• **THE REQUEST**
Check each line of the listing below for the string "relativement", and copy the ones that have it.

• **DATA SUPPLIED**
## START

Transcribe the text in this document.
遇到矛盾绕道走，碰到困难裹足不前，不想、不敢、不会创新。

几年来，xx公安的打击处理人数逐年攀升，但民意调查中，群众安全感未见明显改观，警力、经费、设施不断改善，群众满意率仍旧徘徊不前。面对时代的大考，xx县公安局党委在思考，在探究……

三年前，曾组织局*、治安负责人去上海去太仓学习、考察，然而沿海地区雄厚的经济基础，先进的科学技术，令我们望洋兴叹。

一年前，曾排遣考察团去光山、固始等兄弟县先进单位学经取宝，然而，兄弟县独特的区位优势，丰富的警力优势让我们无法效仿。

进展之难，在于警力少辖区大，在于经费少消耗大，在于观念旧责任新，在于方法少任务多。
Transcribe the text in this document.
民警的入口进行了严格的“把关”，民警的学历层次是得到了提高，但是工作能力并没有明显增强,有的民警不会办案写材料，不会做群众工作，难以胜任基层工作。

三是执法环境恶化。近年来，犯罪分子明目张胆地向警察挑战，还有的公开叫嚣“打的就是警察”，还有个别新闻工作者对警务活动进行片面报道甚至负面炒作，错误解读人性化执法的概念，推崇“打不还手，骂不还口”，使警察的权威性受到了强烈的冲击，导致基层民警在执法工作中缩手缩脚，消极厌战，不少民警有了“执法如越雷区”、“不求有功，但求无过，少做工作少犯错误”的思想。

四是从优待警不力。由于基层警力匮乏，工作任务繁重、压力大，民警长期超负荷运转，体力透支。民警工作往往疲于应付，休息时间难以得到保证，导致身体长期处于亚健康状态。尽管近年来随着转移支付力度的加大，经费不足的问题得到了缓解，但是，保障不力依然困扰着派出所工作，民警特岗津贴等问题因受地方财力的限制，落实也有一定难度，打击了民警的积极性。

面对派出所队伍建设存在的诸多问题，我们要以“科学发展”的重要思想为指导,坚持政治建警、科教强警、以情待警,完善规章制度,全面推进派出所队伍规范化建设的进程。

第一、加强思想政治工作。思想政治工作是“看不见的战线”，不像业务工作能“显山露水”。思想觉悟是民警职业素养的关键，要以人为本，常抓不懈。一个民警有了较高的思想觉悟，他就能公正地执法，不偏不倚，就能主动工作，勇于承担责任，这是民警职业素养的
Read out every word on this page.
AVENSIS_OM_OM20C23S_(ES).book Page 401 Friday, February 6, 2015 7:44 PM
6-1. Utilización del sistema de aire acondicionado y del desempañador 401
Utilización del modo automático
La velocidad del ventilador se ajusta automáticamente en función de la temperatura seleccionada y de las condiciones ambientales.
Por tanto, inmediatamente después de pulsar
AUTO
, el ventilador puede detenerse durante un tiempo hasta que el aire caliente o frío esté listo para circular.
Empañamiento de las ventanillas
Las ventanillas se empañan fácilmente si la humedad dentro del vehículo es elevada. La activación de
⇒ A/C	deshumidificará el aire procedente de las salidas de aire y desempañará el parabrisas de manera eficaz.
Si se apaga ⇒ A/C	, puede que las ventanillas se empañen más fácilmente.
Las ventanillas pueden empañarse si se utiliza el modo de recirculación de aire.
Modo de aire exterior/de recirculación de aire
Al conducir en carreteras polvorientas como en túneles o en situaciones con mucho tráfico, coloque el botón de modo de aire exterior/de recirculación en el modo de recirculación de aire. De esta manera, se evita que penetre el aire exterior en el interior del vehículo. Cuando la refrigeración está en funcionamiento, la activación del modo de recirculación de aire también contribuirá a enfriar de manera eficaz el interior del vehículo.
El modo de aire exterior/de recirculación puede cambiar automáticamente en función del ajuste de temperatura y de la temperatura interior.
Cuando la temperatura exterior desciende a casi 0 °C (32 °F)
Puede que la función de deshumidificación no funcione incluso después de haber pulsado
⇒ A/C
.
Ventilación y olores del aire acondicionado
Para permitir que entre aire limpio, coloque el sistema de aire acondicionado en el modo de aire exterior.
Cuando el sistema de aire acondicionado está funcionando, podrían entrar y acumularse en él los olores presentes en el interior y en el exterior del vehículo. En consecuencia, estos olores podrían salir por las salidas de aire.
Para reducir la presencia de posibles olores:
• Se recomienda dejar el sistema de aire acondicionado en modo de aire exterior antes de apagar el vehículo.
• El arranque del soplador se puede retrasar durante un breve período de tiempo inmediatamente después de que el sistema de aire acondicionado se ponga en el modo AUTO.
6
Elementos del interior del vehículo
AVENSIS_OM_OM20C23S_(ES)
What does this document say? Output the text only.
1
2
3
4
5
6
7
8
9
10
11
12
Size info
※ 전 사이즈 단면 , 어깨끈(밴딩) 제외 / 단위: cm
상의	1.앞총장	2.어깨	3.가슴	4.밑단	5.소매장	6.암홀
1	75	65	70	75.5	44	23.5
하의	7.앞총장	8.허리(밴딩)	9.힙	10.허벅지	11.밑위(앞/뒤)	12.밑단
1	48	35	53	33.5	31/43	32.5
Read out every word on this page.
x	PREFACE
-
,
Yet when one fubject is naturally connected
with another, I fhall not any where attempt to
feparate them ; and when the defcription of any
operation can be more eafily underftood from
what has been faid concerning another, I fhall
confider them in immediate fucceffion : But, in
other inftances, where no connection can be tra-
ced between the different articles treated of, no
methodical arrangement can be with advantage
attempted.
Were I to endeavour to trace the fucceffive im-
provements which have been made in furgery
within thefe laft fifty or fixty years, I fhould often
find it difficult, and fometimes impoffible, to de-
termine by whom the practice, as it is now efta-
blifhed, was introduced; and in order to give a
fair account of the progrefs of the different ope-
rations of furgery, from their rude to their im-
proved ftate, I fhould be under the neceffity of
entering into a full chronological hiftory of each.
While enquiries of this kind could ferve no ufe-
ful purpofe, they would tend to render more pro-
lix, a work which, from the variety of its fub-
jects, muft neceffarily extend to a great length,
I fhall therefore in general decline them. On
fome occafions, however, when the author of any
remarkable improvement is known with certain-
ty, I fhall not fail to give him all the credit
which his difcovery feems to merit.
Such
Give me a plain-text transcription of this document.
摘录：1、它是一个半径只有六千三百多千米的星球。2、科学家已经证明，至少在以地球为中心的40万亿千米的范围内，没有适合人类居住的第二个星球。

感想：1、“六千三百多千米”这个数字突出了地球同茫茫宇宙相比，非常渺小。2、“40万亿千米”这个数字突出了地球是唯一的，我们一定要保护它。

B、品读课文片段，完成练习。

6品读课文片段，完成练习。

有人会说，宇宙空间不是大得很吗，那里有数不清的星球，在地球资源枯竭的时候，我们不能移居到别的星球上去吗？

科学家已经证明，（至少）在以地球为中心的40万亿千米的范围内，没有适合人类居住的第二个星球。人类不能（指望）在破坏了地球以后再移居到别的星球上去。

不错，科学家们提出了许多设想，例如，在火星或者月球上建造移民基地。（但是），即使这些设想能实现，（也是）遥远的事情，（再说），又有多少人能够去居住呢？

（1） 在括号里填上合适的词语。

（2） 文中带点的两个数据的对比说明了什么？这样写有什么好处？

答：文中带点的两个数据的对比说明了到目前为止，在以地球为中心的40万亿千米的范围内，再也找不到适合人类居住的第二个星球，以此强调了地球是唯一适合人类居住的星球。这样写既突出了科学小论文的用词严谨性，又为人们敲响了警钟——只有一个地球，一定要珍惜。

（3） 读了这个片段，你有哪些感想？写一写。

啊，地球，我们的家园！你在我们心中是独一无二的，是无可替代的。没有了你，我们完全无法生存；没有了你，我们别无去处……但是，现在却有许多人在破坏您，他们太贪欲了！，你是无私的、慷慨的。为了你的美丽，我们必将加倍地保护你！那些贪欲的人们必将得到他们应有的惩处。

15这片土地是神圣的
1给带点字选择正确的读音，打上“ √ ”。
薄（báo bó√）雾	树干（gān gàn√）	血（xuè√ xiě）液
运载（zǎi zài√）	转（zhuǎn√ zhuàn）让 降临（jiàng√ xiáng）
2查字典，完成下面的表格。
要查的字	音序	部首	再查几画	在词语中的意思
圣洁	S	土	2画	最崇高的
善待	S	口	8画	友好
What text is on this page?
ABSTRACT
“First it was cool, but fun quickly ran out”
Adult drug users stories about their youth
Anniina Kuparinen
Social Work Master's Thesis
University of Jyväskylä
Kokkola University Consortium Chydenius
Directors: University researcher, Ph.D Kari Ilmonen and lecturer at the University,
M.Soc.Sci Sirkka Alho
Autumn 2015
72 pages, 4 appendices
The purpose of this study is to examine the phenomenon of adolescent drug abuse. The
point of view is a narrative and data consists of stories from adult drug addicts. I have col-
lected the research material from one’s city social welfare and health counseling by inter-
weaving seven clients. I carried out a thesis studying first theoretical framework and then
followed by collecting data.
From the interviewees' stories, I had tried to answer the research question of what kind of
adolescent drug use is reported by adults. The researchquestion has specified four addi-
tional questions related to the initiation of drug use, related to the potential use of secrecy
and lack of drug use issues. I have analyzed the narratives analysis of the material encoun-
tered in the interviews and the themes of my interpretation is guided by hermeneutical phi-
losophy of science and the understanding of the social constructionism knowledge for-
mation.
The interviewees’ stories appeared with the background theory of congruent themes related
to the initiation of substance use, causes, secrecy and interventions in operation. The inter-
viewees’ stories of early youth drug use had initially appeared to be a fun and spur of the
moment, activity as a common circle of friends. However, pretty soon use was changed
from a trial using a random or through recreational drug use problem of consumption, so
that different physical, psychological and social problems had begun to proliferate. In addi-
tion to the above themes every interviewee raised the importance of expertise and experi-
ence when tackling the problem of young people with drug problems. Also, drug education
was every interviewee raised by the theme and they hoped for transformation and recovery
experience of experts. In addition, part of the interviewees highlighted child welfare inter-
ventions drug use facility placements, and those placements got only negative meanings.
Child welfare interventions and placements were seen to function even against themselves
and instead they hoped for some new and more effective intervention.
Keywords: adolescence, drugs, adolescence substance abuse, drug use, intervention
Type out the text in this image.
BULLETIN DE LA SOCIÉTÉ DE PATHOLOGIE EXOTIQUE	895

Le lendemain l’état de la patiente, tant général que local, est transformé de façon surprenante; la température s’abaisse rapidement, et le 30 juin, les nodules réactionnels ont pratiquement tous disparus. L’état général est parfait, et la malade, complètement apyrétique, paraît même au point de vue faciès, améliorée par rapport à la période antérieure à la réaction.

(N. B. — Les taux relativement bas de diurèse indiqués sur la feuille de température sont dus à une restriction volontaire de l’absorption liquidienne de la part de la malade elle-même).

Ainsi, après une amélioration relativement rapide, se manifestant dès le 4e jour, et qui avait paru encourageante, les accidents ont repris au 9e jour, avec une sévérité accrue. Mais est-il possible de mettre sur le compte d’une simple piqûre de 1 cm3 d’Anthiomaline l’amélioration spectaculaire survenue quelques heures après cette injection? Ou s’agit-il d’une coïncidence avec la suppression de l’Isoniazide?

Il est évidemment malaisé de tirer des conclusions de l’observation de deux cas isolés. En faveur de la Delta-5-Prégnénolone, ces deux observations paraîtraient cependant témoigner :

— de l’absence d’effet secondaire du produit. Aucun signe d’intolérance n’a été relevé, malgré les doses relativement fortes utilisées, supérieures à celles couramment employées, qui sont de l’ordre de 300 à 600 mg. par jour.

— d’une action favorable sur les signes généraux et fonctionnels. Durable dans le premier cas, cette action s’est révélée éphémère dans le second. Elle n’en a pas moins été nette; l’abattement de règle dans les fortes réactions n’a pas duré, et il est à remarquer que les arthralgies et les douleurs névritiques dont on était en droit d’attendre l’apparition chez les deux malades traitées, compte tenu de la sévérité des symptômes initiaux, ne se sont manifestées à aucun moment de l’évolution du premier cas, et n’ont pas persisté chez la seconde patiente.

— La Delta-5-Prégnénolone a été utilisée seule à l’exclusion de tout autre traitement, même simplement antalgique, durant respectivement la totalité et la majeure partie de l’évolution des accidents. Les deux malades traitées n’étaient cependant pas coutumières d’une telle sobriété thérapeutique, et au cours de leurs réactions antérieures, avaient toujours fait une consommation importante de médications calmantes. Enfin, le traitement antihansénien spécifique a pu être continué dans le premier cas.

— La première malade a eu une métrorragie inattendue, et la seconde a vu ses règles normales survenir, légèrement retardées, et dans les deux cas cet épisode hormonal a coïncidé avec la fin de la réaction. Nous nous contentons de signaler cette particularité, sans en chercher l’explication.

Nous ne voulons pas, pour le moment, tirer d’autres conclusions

## END

• **SOLUTION**
(N. B. — Les taux relativement bas de diurèse indiqués sur la feuille de température sont dus à une restriction volontaire de l’absorption liquidienne de la part de la malade elle-même).
Ainsi, après une amélioration relativement rapide, se manifestant dès le 4e jour, et qui avait paru encourageante, les accidents ont repris au 9e jour, avec une sévérité accrue. Mais est-il possible de mettre sur le compte d’une simple piqûre de 1 cm3 d’Anthiomaline l’amélioration spectaculaire survenue quelques heures après cette injection? Ou s’agit-il d’une coïncidence avec la suppression de l’Isoniazide?
— de l’absence d’effet secondaire du produit. Aucun signe d’intolérance n’a été relevé, malgré les doses relativement fortes utilisées, supérieures à celles couramment employées, qui sont de l’ordre de 300 à 600 mg. par jour.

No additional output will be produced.